### DOCUMENT
%%

Talking to gay partners and staff, at Linklaters and elsewhere, quickly illustrated that my own experiences did not necessarily reflect those of other people. Some people had chosen to wait until they felt more established at their firms before coming out to colleagues, while others had chosen never to come out at all. If and when to discuss sexuality at work is, of course, a personal issue and it is not the place of any employer to dictate whether and when to share this type of information. That said, it seems quite obvious to me that a happy and successful working environment relies, amongst other things, on people feeling relaxed and confident in themselves. A responsible employer certainly needs to ask itself why an employee might choose not to discuss their home life at work. Is the employee concerned that coming out might prejudice their performance appraisal? Or are they worried about their prospects for promotion? Are these concerns justified in any way and, if so, what is the firm going to do to address those concerns?
Linklaters has long prided itself on being a diverse meritocracy where people progress on the basis of their performance alone. However, it was clear from informal feedback that some of our LGB staff were not confident that the firm’s meritocratic culture extended to gay people. To gather views and to identify issues that needed to be addressed, the firm carried out a survey of all partners and staff (gay and straight) in the London office. We asked a very wide range of questions, investigating people’s perception of how inclusive Linklaters’ workplace culture was, people’s awareness of the availability of employee benefits to LGB staff and their partners and people’s direct experience of intolerance or homophobia.

%%

### THE TASKS
1. According to the passage about Linklaters, the partners and staff of which office were surveyed by the firm?
2. From the passage about Linklaters, quote the stretch from "Linklaters has long" through "intolerance or homophobia.".

### SUPPLIED DATA
%%

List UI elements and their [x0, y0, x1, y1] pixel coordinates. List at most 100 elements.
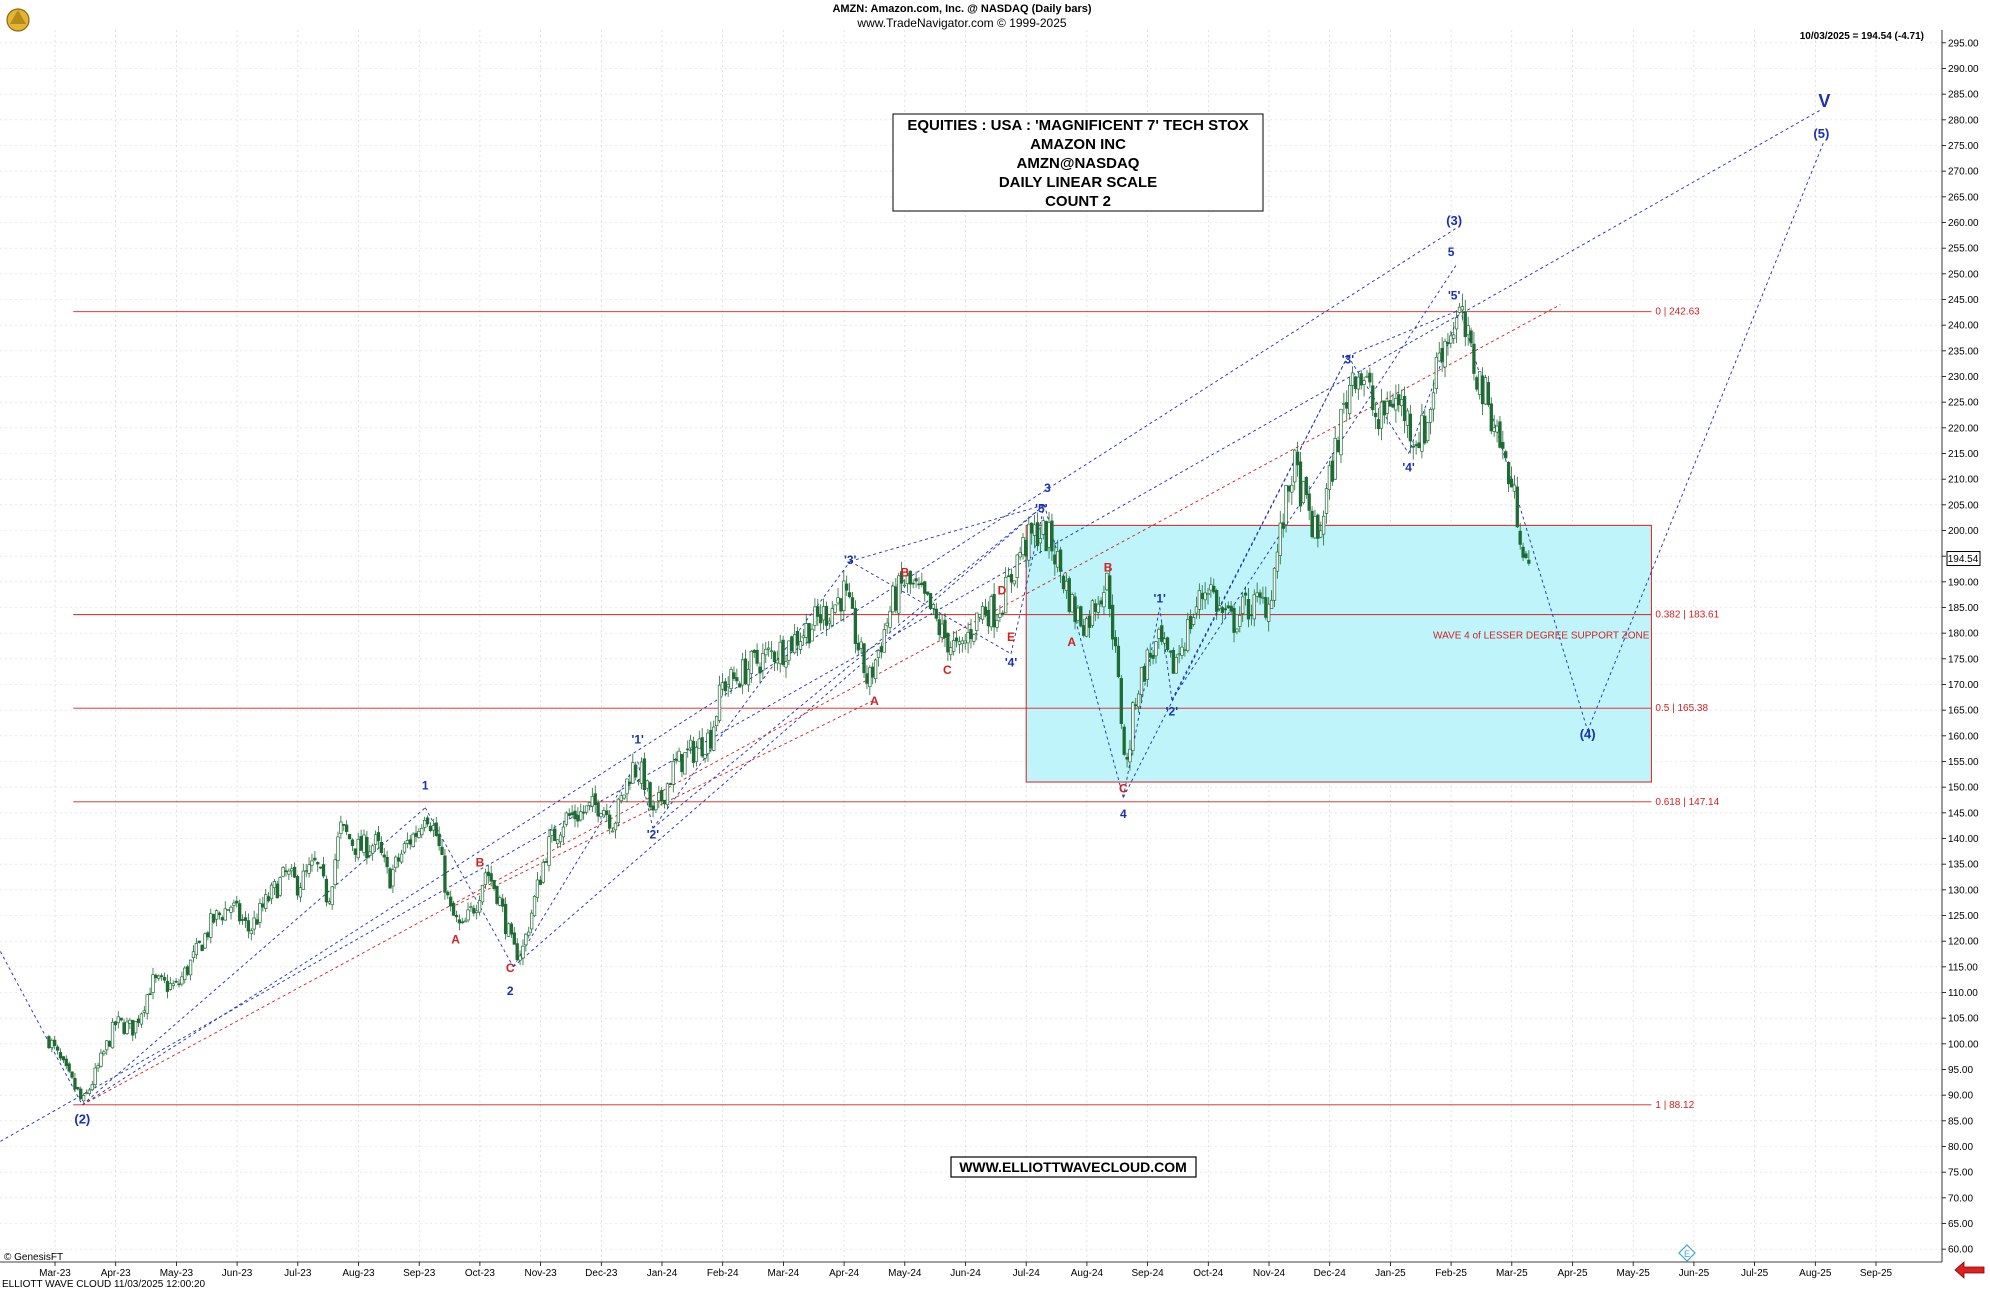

%%

### SOLUTIONS FOR EACH TASK
1. The London office.

2.
Linklaters has long prided itself on being a diverse meritocracy where people progress on the basis of their performance alone. However, it was clear from informal feedback that some of our LGB staff were not confident that the firm’s meritocratic culture extended to gay people. To gather views and to identify issues that needed to be addressed, the firm carried out a survey of all partners and staff (gay and straight) in the London office. We asked a very wide range of questions, investigating people’s perception of how inclusive Linklaters’ workplace culture was, people’s awareness of the availability of employee benefits to LGB staff and their partners and people’s direct experience of intolerance or homophobia.